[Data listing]
○ ○ ○ ○ ○

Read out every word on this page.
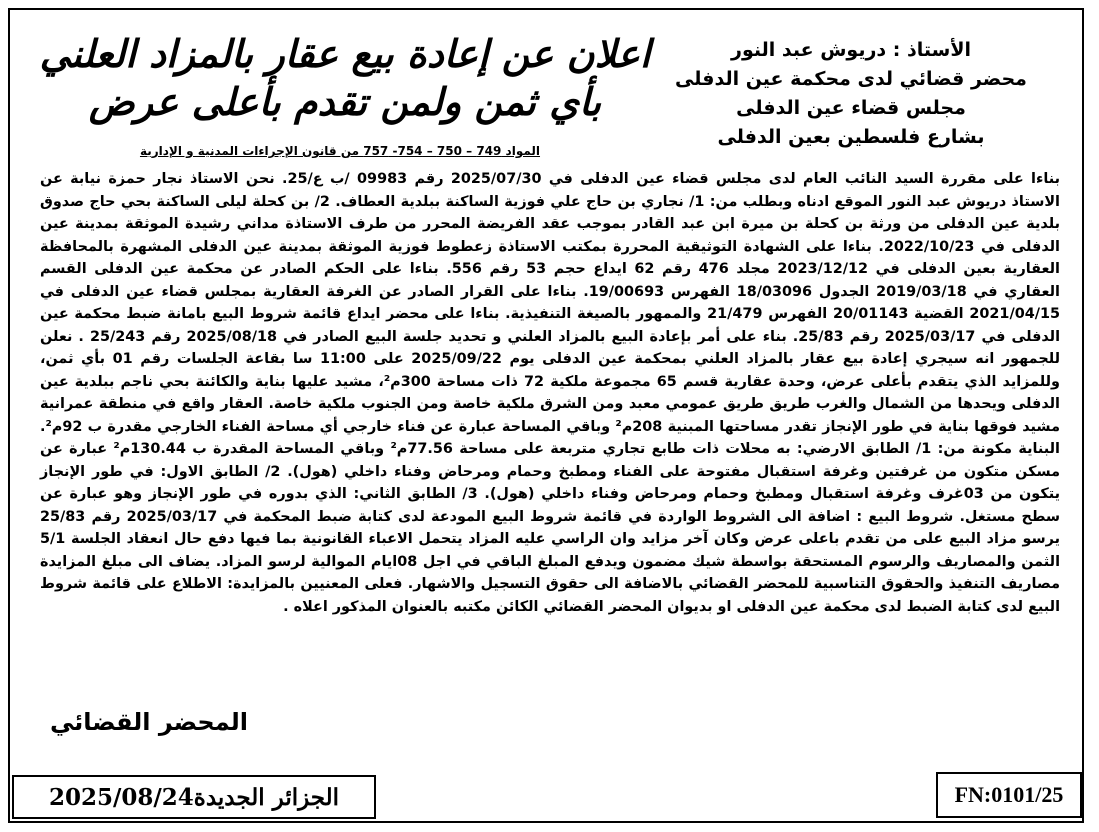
اعلان عن إعادة بيع عقار بالمزاد العلني
بأي ثمن ولمن تقدم بأعلى عرض
المواد 749 – 750 – 754- 757 من قانون الإجراءات المدنية و الإدارية
الأستاذ : دريوش عبد النور
محضر قضائي لدى محكمة عين الدفلى
مجلس قضاء عين الدفلى
بشارع فلسطين بعين الدفلى
بناءا على مقررة السيد النائب العام لدى مجلس قضاء عين الدفلى في 2025/07/30 رقم 09983 /ب ع/25. نحن الاستاذ نجار حمزة نيابة عن الاستاذ دريوش عبد النور الموقع ادناه وبطلب من: 1/ نجاري بن حاج علي فوزية الساكنة ببلدية العطاف. 2/ بن كحلة ليلى الساكنة بحي حاج صدوق بلدية عين الدفلى من ورثة بن كحلة بن ميرة ابن عبد القادر بموجب عقد الفريضة المحرر من طرف الاستاذة مداني رشيدة الموثقة بمدينة عين الدفلى في 2022/10/23. بناءا على الشهادة التوثيقية المحررة بمكتب الاستاذة زعطوط فوزية الموثقة بمدينة عين الدفلى المشهرة بالمحافظة العقارية بعين الدفلى في 2023/12/12 مجلد 476 رقم 62 ايداع حجم 53 رقم 556. بناءا على الحكم الصادر عن محكمة عين الدفلى القسم العقاري في 2019/03/18 الجدول 18/03096 الفهرس 19/00693. بناءا على القرار الصادر عن الغرفة العقارية بمجلس قضاء عين الدفلى في 2021/04/15 القضية 20/01143 الفهرس 21/479 والممهور بالصيغة التنفيذية. بناءا على محضر ايداع قائمة شروط البيع بامانة ضبط محكمة عين الدفلى في 2025/03/17 رقم 25/83. بناء على أمر بإعادة البيع بالمزاد العلني و تحديد جلسة البيع الصادر في 2025/08/18 رقم 25/243 . نعلن للجمهور انه سيجري إعادة بيع عقار بالمزاد العلني بمحكمة عين الدفلى يوم 2025/09/22 على 11:00 سا بقاعة الجلسات رقم 01 بأي ثمن، وللمزايد الذي يتقدم بأعلى عرض، وحدة عقارية قسم 65 مجموعة ملكية 72 ذات مساحة 300م²، مشيد عليها بناية والكائنة بحي ناجم ببلدية عين الدفلى ويحدها من الشمال والغرب طريق طريق عمومي معبد ومن الشرق ملكية خاصة ومن الجنوب ملكية خاصة. العقار واقع في منطقة عمرانية مشيد فوقها بناية في طور الإنجاز تقدر مساحتها المبنية 208م² وباقي المساحة عبارة عن فناء خارجي أي مساحة الفناء الخارجي مقدرة ب 92م². البناية مكونة من: 1/ الطابق الارضي: به محلات ذات طابع تجاري متربعة على مساحة 77.56م² وباقي المساحة المقدرة ب 130.44م² عبارة عن مسكن متكون من غرفتين وغرفة استقبال مفتوحة على الفناء ومطبخ وحمام ومرحاض وفناء داخلي (هول). 2/ الطابق الاول: في طور الإنجاز يتكون من 03غرف وغرفة استقبال ومطبخ وحمام ومرحاض وفناء داخلي (هول). 3/ الطابق الثاني: الذي بدوره في طور الإنجاز وهو عبارة عن سطح مستغل. شروط البيع : اضافة الى الشروط الواردة في قائمة شروط البيع المودعة لدى كتابة ضبط المحكمة في 2025/03/17 رقم 25/83 يرسو مزاد البيع على من تقدم باعلى عرض وكان آخر مزايد وان الراسي عليه المزاد يتحمل الاعباء القانونية بما فيها دفع حال انعقاد الجلسة 5/1 الثمن والمصاريف والرسوم المستحقة بواسطة شيك مضمون ويدفع المبلغ الباقي في اجل 08ايام الموالية لرسو المزاد. يضاف الى مبلغ المزايدة مصاريف التنفيذ والحقوق التناسبية للمحضر القضائي بالاضافة الى حقوق التسجيل والاشهار. فعلى المعنيين بالمزايدة: الاطلاع على قائمة شروط البيع لدى كتابة الضبط لدى محكمة عين الدفلى او بديوان المحضر القضائي الكائن مكتبه بالعنوان المذكور اعلاه .
المحضر القضائي
الجزائر الجديدة
2025/08/24	FN:0101/25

○ ○ ○ ○ ○

_What the task requires_
Working from the material above, transcribe it exactly while omitting pictures.

_Exercise output_
Read out every word on this page.
اعلان عن إعادة بيع عقار بالمزاد العلني
بأي ثمن ولمن تقدم بأعلى عرض
المواد 749 – 750 – 754- 757 من قانون الإجراءات المدنية و الإدارية
الأستاذ : دريوش عبد النور
محضر قضائي لدى محكمة عين الدفلى
مجلس قضاء عين الدفلى
بشارع فلسطين بعين الدفلى
بناءا على مقررة السيد النائب العام لدى مجلس قضاء عين الدفلى في 2025/07/30 رقم 09983 /ب ع/25. نحن الاستاذ نجار حمزة نيابة عن الاستاذ دريوش عبد النور الموقع ادناه وبطلب من: 1/ نجاري بن حاج علي فوزية الساكنة ببلدية العطاف. 2/ بن كحلة ليلى الساكنة بحي حاج صدوق بلدية عين الدفلى من ورثة بن كحلة بن ميرة ابن عبد القادر بموجب عقد الفريضة المحرر من طرف الاستاذة مداني رشيدة الموثقة بمدينة عين الدفلى في 2022/10/23. بناءا على الشهادة التوثيقية المحررة بمكتب الاستاذة زعطوط فوزية الموثقة بمدينة عين الدفلى المشهرة بالمحافظة العقارية بعين الدفلى في 2023/12/12 مجلد 476 رقم 62 ايداع حجم 53 رقم 556. بناءا على الحكم الصادر عن محكمة عين الدفلى القسم العقاري في 2019/03/18 الجدول 18/03096 الفهرس 19/00693. بناءا على القرار الصادر عن الغرفة العقارية بمجلس قضاء عين الدفلى في 2021/04/15 القضية 20/01143 الفهرس 21/479 والممهور بالصيغة التنفيذية. بناءا على محضر ايداع قائمة شروط البيع بامانة ضبط محكمة عين الدفلى في 2025/03/17 رقم 25/83. بناء على أمر بإعادة البيع بالمزاد العلني و تحديد جلسة البيع الصادر في 2025/08/18 رقم 25/243 . نعلن للجمهور انه سيجري إعادة بيع عقار بالمزاد العلني بمحكمة عين الدفلى يوم 2025/09/22 على 11:00 سا بقاعة الجلسات رقم 01 بأي ثمن، وللمزايد الذي يتقدم بأعلى عرض، وحدة عقارية قسم 65 مجموعة ملكية 72 ذات مساحة 300م²، مشيد عليها بناية والكائنة بحي ناجم ببلدية عين الدفلى ويحدها من الشمال والغرب طريق طريق عمومي معبد ومن الشرق ملكية خاصة ومن الجنوب ملكية خاصة. العقار واقع في منطقة عمرانية مشيد فوقها بناية في طور الإنجاز تقدر مساحتها المبنية 208م² وباقي المساحة عبارة عن فناء خارجي أي مساحة الفناء الخارجي مقدرة ب 92م². البناية مكونة من: 1/ الطابق الارضي: به محلات ذات طابع تجاري متربعة على مساحة 77.56م² وباقي المساحة المقدرة ب 130.44م² عبارة عن مسكن متكون من غرفتين وغرفة استقبال مفتوحة على الفناء ومطبخ وحمام ومرحاض وفناء داخلي (هول). 2/ الطابق الاول: في طور الإنجاز يتكون من 03غرف وغرفة استقبال ومطبخ وحمام ومرحاض وفناء داخلي (هول). 3/ الطابق الثاني: الذي بدوره في طور الإنجاز وهو عبارة عن سطح مستغل. شروط البيع : اضافة الى الشروط الواردة في قائمة شروط البيع المودعة لدى كتابة ضبط المحكمة في 2025/03/17 رقم 25/83 يرسو مزاد البيع على من تقدم باعلى عرض وكان آخر مزايد وان الراسي عليه المزاد يتحمل الاعباء القانونية بما فيها دفع حال انعقاد الجلسة 5/1 الثمن والمصاريف والرسوم المستحقة بواسطة شيك مضمون ويدفع المبلغ الباقي في اجل 08ايام الموالية لرسو المزاد. يضاف الى مبلغ المزايدة مصاريف التنفيذ والحقوق التناسبية للمحضر القضائي بالاضافة الى حقوق التسجيل والاشهار. فعلى المعنيين بالمزايدة: الاطلاع على قائمة شروط البيع لدى كتابة الضبط لدى محكمة عين الدفلى او بديوان المحضر القضائي الكائن مكتبه بالعنوان المذكور اعلاه .
المحضر القضائي
الجزائر الجديدة
2025/08/24	FN:0101/25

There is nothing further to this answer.